» **DATA PROVIDED**:
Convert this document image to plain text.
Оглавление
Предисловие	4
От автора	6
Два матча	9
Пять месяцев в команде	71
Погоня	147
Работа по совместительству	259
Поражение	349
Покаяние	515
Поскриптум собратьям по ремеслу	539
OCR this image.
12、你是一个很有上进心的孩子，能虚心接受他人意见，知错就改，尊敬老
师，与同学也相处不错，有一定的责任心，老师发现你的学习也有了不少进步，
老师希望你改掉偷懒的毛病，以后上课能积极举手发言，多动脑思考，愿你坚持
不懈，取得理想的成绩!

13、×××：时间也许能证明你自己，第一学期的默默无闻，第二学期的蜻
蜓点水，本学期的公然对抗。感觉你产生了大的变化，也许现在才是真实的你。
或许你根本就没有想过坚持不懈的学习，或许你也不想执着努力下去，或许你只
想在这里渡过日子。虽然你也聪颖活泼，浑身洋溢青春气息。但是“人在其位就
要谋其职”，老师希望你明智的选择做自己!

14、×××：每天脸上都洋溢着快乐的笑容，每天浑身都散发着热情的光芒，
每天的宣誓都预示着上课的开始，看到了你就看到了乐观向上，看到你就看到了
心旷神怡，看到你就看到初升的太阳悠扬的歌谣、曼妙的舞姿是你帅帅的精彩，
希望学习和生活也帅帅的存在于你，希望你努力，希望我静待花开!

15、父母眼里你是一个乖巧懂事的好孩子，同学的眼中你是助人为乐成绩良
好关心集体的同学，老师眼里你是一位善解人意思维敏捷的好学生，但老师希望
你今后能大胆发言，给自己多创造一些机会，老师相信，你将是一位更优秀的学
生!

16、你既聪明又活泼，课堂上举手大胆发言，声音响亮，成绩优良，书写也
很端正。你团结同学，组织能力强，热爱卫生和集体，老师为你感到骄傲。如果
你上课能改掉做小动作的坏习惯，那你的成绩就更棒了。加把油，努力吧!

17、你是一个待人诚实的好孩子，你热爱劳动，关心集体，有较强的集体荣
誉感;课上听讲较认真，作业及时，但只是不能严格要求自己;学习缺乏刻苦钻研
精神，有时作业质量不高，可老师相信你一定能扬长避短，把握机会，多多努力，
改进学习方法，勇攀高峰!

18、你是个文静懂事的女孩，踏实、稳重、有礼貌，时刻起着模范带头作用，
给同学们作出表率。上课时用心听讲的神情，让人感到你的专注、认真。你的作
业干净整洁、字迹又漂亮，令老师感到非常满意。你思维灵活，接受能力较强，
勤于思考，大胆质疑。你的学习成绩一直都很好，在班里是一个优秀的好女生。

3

» **TASK BRIEF**:
Write out exactly the lines starting with the one that holds "OCR this image." and running through the last line above.

» **TASK OUTPUT**:
OCR this image.
12、你是一个很有上进心的孩子，能虚心接受他人意见，知错就改，尊敬老
师，与同学也相处不错，有一定的责任心，老师发现你的学习也有了不少进步，
老师希望你改掉偷懒的毛病，以后上课能积极举手发言，多动脑思考，愿你坚持
不懈，取得理想的成绩!

13、×××：时间也许能证明你自己，第一学期的默默无闻，第二学期的蜻
蜓点水，本学期的公然对抗。感觉你产生了大的变化，也许现在才是真实的你。
或许你根本就没有想过坚持不懈的学习，或许你也不想执着努力下去，或许你只
想在这里渡过日子。虽然你也聪颖活泼，浑身洋溢青春气息。但是“人在其位就
要谋其职”，老师希望你明智的选择做自己!

14、×××：每天脸上都洋溢着快乐的笑容，每天浑身都散发着热情的光芒，
每天的宣誓都预示着上课的开始，看到了你就看到了乐观向上，看到你就看到了
心旷神怡，看到你就看到初升的太阳悠扬的歌谣、曼妙的舞姿是你帅帅的精彩，
希望学习和生活也帅帅的存在于你，希望你努力，希望我静待花开!

15、父母眼里你是一个乖巧懂事的好孩子，同学的眼中你是助人为乐成绩良
好关心集体的同学，老师眼里你是一位善解人意思维敏捷的好学生，但老师希望
你今后能大胆发言，给自己多创造一些机会，老师相信，你将是一位更优秀的学
生!

16、你既聪明又活泼，课堂上举手大胆发言，声音响亮，成绩优良，书写也
很端正。你团结同学，组织能力强，热爱卫生和集体，老师为你感到骄傲。如果
你上课能改掉做小动作的坏习惯，那你的成绩就更棒了。加把油，努力吧!

17、你是一个待人诚实的好孩子，你热爱劳动，关心集体，有较强的集体荣
誉感;课上听讲较认真，作业及时，但只是不能严格要求自己;学习缺乏刻苦钻研
精神，有时作业质量不高，可老师相信你一定能扬长避短，把握机会，多多努力，
改进学习方法，勇攀高峰!

18、你是个文静懂事的女孩，踏实、稳重、有礼貌，时刻起着模范带头作用，
给同学们作出表率。上课时用心听讲的神情，让人感到你的专注、认真。你的作
业干净整洁、字迹又漂亮，令老师感到非常满意。你思维灵活，接受能力较强，
勤于思考，大胆质疑。你的学习成绩一直都很好，在班里是一个优秀的好女生。

3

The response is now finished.